**Requirements:** Go through the entries below and collect each line with the string "name" in it.

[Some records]

★ ★ ★ ★

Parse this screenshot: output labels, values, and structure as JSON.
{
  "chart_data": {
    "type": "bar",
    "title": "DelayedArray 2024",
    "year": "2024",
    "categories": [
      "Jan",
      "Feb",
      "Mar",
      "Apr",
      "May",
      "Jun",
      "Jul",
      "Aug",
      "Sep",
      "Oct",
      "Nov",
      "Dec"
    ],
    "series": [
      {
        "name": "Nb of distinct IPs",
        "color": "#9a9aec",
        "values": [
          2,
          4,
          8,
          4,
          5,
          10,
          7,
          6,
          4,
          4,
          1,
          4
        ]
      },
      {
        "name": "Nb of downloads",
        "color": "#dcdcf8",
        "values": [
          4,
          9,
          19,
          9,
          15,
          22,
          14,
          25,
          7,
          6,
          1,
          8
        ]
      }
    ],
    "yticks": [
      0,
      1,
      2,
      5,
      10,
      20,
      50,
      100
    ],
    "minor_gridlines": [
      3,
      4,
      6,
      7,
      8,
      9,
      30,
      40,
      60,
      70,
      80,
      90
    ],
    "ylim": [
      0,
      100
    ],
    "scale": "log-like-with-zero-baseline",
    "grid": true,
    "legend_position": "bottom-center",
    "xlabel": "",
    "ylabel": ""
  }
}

★ ★ ★ ★

**Exercise output:**
        "name": "Nb of distinct IPs",
        "name": "Nb of downloads",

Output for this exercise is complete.